[Stored items from a collection]:
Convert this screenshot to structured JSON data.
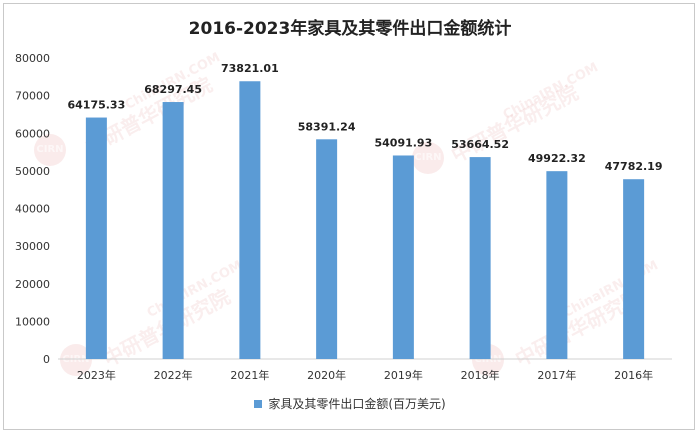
{
  "chart_data": {
    "type": "bar",
    "title": "2016-2023年家具及其零件出口金额统计",
    "categories": [
      "2023年",
      "2022年",
      "2021年",
      "2020年",
      "2019年",
      "2018年",
      "2017年",
      "2016年"
    ],
    "series": [
      {
        "name": "家具及其零件出口金额(百万美元)",
        "values": [
          64175.33,
          68297.45,
          73821.01,
          58391.24,
          54091.93,
          53664.52,
          49922.32,
          47782.19
        ],
        "color": "#5b9bd5"
      }
    ],
    "ylim": [
      0,
      80000
    ],
    "yticks": [
      0,
      10000,
      20000,
      30000,
      40000,
      50000,
      60000,
      70000,
      80000
    ],
    "data_labels": [
      "64175.33",
      "68297.45",
      "73821.01",
      "58391.24",
      "54091.93",
      "53664.52",
      "49922.32",
      "47782.19"
    ],
    "grid": false,
    "legend_position": "bottom"
  },
  "watermark": {
    "text": "中研普华研究院",
    "url": "ChinaIRN.COM",
    "logo": "CIRN"
  }
}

[TASK]:
Transcribe the listing in full and omit the pictures.

[FINISHED EXERCISE]:
Convert this screenshot to structured JSON data.
{
  "chart_data": {
    "type": "bar",
    "title": "2016-2023年家具及其零件出口金额统计",
    "categories": [
      "2023年",
      "2022年",
      "2021年",
      "2020年",
      "2019年",
      "2018年",
      "2017年",
      "2016年"
    ],
    "series": [
      {
        "name": "家具及其零件出口金额(百万美元)",
        "values": [
          64175.33,
          68297.45,
          73821.01,
          58391.24,
          54091.93,
          53664.52,
          49922.32,
          47782.19
        ],
        "color": "#5b9bd5"
      }
    ],
    "ylim": [
      0,
      80000
    ],
    "yticks": [
      0,
      10000,
      20000,
      30000,
      40000,
      50000,
      60000,
      70000,
      80000
    ],
    "data_labels": [
      "64175.33",
      "68297.45",
      "73821.01",
      "58391.24",
      "54091.93",
      "53664.52",
      "49922.32",
      "47782.19"
    ],
    "grid": false,
    "legend_position": "bottom"
  },
  "watermark": {
    "text": "中研普华研究院",
    "url": "ChinaIRN.COM",
    "logo": "CIRN"
  }
}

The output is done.